#### The task
Copy out the part of the forum excerpt about streamed chunks that starts at the words "Which is that" and ends after "your error instead.".

#### Passage for review
——————————
I saw the first issue, and stimulated it:

Which is that there are indeed chunks that don’t have “choices”.

        stream=True,
        stream_options={"include_usage": True}, 

And now the AI would read all the news about your error instead.
——————————
#### Page segmentation records

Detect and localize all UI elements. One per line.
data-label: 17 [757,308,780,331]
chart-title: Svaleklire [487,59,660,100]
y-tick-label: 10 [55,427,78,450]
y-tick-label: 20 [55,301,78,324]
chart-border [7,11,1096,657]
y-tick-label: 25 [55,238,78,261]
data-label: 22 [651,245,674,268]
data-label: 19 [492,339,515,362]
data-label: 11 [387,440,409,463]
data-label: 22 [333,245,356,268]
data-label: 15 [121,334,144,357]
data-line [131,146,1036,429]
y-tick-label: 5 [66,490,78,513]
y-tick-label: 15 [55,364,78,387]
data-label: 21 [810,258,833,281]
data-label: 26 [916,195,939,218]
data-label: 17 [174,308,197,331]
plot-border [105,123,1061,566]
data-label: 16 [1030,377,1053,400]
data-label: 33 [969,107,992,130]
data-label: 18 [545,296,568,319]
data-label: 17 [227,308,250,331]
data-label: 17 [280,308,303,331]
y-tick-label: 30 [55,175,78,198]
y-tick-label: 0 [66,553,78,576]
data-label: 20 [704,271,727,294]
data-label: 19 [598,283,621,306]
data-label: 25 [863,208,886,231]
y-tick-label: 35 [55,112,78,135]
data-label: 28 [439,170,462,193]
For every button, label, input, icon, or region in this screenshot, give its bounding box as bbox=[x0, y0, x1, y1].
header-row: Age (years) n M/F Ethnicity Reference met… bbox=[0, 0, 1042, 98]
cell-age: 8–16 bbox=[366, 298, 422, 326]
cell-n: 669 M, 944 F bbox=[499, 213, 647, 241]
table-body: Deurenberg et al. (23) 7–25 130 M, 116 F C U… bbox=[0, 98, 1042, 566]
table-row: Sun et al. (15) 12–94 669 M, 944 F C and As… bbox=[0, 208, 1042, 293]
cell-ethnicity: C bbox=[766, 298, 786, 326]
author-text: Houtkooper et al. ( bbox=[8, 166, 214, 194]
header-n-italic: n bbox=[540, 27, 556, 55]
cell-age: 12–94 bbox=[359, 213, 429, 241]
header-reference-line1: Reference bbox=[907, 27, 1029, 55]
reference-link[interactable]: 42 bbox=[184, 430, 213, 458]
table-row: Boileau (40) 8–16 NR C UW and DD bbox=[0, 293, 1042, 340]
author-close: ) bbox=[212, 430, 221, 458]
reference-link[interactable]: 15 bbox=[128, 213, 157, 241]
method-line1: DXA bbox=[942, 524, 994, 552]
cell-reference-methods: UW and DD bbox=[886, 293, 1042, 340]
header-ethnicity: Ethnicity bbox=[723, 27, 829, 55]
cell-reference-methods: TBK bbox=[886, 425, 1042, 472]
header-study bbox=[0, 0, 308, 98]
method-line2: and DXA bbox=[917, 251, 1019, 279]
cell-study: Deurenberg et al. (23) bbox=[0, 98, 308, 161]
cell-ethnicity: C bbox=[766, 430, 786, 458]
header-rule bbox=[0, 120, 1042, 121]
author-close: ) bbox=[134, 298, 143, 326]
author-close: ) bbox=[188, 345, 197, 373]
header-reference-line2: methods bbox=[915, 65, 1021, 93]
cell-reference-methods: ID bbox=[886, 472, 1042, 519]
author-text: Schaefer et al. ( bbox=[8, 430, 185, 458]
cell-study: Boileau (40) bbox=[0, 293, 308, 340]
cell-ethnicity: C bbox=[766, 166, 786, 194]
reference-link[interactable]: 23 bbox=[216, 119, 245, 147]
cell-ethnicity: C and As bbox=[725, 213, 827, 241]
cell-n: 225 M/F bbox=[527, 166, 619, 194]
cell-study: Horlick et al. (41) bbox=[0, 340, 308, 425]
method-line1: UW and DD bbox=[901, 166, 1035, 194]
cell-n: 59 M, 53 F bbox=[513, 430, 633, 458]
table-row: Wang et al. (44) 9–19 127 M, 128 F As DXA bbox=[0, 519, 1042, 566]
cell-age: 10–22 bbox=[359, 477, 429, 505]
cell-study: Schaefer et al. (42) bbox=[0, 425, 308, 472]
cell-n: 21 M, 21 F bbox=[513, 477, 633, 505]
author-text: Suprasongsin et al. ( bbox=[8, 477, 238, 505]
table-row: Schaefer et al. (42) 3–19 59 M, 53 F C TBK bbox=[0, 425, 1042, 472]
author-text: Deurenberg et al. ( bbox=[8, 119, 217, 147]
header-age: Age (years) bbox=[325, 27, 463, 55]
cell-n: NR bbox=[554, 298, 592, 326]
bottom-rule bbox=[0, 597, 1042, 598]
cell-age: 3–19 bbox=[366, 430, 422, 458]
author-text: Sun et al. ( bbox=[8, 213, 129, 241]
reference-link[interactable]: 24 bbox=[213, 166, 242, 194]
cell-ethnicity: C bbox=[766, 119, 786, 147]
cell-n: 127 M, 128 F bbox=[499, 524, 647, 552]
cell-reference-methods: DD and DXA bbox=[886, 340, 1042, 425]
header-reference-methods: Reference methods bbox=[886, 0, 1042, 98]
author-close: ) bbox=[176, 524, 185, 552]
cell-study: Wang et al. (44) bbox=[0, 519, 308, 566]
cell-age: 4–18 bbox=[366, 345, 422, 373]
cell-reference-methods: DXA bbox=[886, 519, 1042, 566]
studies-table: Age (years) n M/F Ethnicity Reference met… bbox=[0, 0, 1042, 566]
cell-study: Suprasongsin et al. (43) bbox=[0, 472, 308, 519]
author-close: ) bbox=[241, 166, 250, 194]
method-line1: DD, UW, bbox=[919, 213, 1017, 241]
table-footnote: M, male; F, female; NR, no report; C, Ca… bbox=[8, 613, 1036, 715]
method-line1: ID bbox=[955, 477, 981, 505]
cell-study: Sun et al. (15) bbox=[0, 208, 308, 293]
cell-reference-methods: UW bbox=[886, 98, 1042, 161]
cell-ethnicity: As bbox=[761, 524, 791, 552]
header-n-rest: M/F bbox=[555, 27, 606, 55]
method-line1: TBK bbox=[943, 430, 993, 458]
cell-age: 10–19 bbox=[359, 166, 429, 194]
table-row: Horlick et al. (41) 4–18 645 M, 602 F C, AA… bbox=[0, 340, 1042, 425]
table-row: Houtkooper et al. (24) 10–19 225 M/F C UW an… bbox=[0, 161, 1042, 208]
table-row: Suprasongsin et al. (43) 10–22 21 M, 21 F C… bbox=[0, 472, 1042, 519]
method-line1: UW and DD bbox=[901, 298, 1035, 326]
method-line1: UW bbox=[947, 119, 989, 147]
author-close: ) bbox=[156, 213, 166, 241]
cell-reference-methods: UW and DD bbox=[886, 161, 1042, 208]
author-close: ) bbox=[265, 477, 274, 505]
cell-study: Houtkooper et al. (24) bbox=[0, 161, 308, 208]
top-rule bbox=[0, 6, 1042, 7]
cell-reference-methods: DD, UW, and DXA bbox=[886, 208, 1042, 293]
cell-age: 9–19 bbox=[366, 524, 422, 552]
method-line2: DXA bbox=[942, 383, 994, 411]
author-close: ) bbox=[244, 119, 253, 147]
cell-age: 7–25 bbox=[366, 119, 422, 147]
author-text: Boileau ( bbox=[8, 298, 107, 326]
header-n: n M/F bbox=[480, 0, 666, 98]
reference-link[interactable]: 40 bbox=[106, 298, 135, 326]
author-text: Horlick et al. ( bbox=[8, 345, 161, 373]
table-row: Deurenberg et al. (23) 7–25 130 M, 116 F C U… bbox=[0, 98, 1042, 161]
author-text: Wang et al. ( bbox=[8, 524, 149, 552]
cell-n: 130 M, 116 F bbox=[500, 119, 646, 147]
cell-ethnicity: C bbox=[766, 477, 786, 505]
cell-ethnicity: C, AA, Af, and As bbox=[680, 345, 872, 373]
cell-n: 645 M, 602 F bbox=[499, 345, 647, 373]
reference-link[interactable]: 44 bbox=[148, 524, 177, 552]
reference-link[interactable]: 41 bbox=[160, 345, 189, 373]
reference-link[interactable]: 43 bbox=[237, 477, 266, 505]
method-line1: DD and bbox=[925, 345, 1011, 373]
——————————
#### Exercise response
Which is that there are indeed chunks that don’t have “choices”.

        stream=True,
        stream_options={"include_usage": True}, 

And now the AI would read all the news about your error instead.